-- Exercise --
Give the data below again, word for word.

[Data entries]
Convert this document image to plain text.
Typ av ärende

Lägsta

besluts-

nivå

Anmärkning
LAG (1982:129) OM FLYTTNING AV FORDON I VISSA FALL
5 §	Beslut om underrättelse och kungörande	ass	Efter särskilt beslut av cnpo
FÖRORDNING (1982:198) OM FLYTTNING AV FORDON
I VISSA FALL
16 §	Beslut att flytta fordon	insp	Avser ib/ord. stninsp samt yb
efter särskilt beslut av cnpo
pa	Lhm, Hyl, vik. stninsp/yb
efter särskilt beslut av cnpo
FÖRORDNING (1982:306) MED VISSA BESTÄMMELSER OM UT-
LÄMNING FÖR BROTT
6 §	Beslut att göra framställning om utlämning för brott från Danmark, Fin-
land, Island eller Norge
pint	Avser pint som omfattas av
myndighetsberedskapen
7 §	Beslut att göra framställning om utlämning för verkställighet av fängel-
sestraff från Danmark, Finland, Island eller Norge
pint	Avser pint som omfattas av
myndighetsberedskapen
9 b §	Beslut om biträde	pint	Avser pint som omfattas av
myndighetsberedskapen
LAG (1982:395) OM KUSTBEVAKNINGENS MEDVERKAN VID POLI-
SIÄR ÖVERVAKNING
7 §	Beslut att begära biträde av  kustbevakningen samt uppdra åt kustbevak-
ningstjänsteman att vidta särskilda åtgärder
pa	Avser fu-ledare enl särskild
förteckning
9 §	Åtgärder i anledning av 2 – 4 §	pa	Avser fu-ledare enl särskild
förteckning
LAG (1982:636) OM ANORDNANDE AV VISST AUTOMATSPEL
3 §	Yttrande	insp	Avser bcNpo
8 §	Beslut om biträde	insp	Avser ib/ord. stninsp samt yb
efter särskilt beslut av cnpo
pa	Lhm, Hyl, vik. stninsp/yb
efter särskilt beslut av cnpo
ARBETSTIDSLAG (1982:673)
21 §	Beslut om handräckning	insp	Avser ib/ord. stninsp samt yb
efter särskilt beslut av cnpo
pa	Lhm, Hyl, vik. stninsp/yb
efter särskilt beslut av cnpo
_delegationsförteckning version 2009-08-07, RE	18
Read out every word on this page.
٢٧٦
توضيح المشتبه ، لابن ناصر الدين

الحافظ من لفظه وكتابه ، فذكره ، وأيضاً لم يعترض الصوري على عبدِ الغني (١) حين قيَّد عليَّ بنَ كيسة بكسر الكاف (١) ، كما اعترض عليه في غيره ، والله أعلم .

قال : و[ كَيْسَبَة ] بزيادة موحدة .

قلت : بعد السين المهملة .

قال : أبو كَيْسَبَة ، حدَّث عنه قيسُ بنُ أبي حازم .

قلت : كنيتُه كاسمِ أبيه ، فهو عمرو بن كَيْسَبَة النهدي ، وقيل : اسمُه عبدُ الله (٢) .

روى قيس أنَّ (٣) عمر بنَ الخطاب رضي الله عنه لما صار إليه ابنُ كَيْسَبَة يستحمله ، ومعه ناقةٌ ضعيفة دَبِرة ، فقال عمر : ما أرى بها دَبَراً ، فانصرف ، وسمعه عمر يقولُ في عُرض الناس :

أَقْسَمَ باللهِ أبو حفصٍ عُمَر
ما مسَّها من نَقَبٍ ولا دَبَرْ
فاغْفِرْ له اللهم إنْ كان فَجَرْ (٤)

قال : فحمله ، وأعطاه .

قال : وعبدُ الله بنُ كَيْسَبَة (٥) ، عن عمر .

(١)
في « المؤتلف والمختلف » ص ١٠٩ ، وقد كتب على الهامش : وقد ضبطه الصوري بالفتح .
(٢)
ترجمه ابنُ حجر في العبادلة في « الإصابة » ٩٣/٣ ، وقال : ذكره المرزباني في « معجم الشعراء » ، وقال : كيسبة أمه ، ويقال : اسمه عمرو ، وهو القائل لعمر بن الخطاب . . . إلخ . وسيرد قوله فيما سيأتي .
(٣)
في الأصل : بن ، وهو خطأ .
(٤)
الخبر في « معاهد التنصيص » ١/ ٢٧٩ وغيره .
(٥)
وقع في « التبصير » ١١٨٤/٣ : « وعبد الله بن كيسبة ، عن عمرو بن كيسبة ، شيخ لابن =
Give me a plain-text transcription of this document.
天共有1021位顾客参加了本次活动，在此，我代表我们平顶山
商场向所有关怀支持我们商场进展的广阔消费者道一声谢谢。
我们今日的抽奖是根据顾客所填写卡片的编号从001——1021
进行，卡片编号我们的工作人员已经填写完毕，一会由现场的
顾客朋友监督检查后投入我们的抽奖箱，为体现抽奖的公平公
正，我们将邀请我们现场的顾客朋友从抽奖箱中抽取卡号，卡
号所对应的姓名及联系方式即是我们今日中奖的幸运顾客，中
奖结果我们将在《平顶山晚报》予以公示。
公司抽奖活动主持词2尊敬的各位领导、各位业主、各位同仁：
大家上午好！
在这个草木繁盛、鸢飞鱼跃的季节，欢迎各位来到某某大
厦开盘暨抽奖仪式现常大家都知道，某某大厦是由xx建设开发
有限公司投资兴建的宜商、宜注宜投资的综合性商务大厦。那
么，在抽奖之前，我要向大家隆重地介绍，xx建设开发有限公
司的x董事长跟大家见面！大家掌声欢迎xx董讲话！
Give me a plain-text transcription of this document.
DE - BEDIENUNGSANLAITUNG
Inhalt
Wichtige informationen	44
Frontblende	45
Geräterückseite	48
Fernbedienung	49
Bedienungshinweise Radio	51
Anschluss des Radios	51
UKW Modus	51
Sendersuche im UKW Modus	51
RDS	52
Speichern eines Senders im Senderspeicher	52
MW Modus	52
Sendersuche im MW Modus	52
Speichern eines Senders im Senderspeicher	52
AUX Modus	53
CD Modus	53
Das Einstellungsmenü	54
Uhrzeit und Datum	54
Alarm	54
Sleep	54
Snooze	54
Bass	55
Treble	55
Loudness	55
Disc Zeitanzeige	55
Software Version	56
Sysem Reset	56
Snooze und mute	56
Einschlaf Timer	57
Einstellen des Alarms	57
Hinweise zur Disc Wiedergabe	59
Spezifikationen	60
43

-- Written response --
Convert this document image to plain text.
Typ av ärende

Lägsta

besluts-

nivå

Anmärkning
LAG (1982:129) OM FLYTTNING AV FORDON I VISSA FALL
5 §	Beslut om underrättelse och kungörande	ass	Efter särskilt beslut av cnpo
FÖRORDNING (1982:198) OM FLYTTNING AV FORDON
I VISSA FALL
16 §	Beslut att flytta fordon	insp	Avser ib/ord. stninsp samt yb
efter särskilt beslut av cnpo
pa	Lhm, Hyl, vik. stninsp/yb
efter särskilt beslut av cnpo
FÖRORDNING (1982:306) MED VISSA BESTÄMMELSER OM UT-
LÄMNING FÖR BROTT
6 §	Beslut att göra framställning om utlämning för brott från Danmark, Fin-
land, Island eller Norge
pint	Avser pint som omfattas av
myndighetsberedskapen
7 §	Beslut att göra framställning om utlämning för verkställighet av fängel-
sestraff från Danmark, Finland, Island eller Norge
pint	Avser pint som omfattas av
myndighetsberedskapen
9 b §	Beslut om biträde	pint	Avser pint som omfattas av
myndighetsberedskapen
LAG (1982:395) OM KUSTBEVAKNINGENS MEDVERKAN VID POLI-
SIÄR ÖVERVAKNING
7 §	Beslut att begära biträde av  kustbevakningen samt uppdra åt kustbevak-
ningstjänsteman att vidta särskilda åtgärder
pa	Avser fu-ledare enl särskild
förteckning
9 §	Åtgärder i anledning av 2 – 4 §	pa	Avser fu-ledare enl särskild
förteckning
LAG (1982:636) OM ANORDNANDE AV VISST AUTOMATSPEL
3 §	Yttrande	insp	Avser bcNpo
8 §	Beslut om biträde	insp	Avser ib/ord. stninsp samt yb
efter särskilt beslut av cnpo
pa	Lhm, Hyl, vik. stninsp/yb
efter särskilt beslut av cnpo
ARBETSTIDSLAG (1982:673)
21 §	Beslut om handräckning	insp	Avser ib/ord. stninsp samt yb
efter särskilt beslut av cnpo
pa	Lhm, Hyl, vik. stninsp/yb
efter särskilt beslut av cnpo
_delegationsförteckning version 2009-08-07, RE	18
Read out every word on this page.
٢٧٦
توضيح المشتبه ، لابن ناصر الدين

الحافظ من لفظه وكتابه ، فذكره ، وأيضاً لم يعترض الصوري على عبدِ الغني (١) حين قيَّد عليَّ بنَ كيسة بكسر الكاف (١) ، كما اعترض عليه في غيره ، والله أعلم .

قال : و[ كَيْسَبَة ] بزيادة موحدة .

قلت : بعد السين المهملة .

قال : أبو كَيْسَبَة ، حدَّث عنه قيسُ بنُ أبي حازم .

قلت : كنيتُه كاسمِ أبيه ، فهو عمرو بن كَيْسَبَة النهدي ، وقيل : اسمُه عبدُ الله (٢) .

روى قيس أنَّ (٣) عمر بنَ الخطاب رضي الله عنه لما صار إليه ابنُ كَيْسَبَة يستحمله ، ومعه ناقةٌ ضعيفة دَبِرة ، فقال عمر : ما أرى بها دَبَراً ، فانصرف ، وسمعه عمر يقولُ في عُرض الناس :

أَقْسَمَ باللهِ أبو حفصٍ عُمَر
ما مسَّها من نَقَبٍ ولا دَبَرْ
فاغْفِرْ له اللهم إنْ كان فَجَرْ (٤)

قال : فحمله ، وأعطاه .

قال : وعبدُ الله بنُ كَيْسَبَة (٥) ، عن عمر .

(١)
في « المؤتلف والمختلف » ص ١٠٩ ، وقد كتب على الهامش : وقد ضبطه الصوري بالفتح .
(٢)
ترجمه ابنُ حجر في العبادلة في « الإصابة » ٩٣/٣ ، وقال : ذكره المرزباني في « معجم الشعراء » ، وقال : كيسبة أمه ، ويقال : اسمه عمرو ، وهو القائل لعمر بن الخطاب . . . إلخ . وسيرد قوله فيما سيأتي .
(٣)
في الأصل : بن ، وهو خطأ .
(٤)
الخبر في « معاهد التنصيص » ١/ ٢٧٩ وغيره .
(٥)
وقع في « التبصير » ١١٨٤/٣ : « وعبد الله بن كيسبة ، عن عمرو بن كيسبة ، شيخ لابن =
Give me a plain-text transcription of this document.
天共有1021位顾客参加了本次活动，在此，我代表我们平顶山
商场向所有关怀支持我们商场进展的广阔消费者道一声谢谢。
我们今日的抽奖是根据顾客所填写卡片的编号从001——1021
进行，卡片编号我们的工作人员已经填写完毕，一会由现场的
顾客朋友监督检查后投入我们的抽奖箱，为体现抽奖的公平公
正，我们将邀请我们现场的顾客朋友从抽奖箱中抽取卡号，卡
号所对应的姓名及联系方式即是我们今日中奖的幸运顾客，中
奖结果我们将在《平顶山晚报》予以公示。
公司抽奖活动主持词2尊敬的各位领导、各位业主、各位同仁：
大家上午好！
在这个草木繁盛、鸢飞鱼跃的季节，欢迎各位来到某某大
厦开盘暨抽奖仪式现常大家都知道，某某大厦是由xx建设开发
有限公司投资兴建的宜商、宜注宜投资的综合性商务大厦。那
么，在抽奖之前，我要向大家隆重地介绍，xx建设开发有限公
司的x董事长跟大家见面！大家掌声欢迎xx董讲话！
Give me a plain-text transcription of this document.
DE - BEDIENUNGSANLAITUNG
Inhalt
Wichtige informationen	44
Frontblende	45
Geräterückseite	48
Fernbedienung	49
Bedienungshinweise Radio	51
Anschluss des Radios	51
UKW Modus	51
Sendersuche im UKW Modus	51
RDS	52
Speichern eines Senders im Senderspeicher	52
MW Modus	52
Sendersuche im MW Modus	52
Speichern eines Senders im Senderspeicher	52
AUX Modus	53
CD Modus	53
Das Einstellungsmenü	54
Uhrzeit und Datum	54
Alarm	54
Sleep	54
Snooze	54
Bass	55
Treble	55
Loudness	55
Disc Zeitanzeige	55
Software Version	56
Sysem Reset	56
Snooze und mute	56
Einschlaf Timer	57
Einstellen des Alarms	57
Hinweise zur Disc Wiedergabe	59
Spezifikationen	60
43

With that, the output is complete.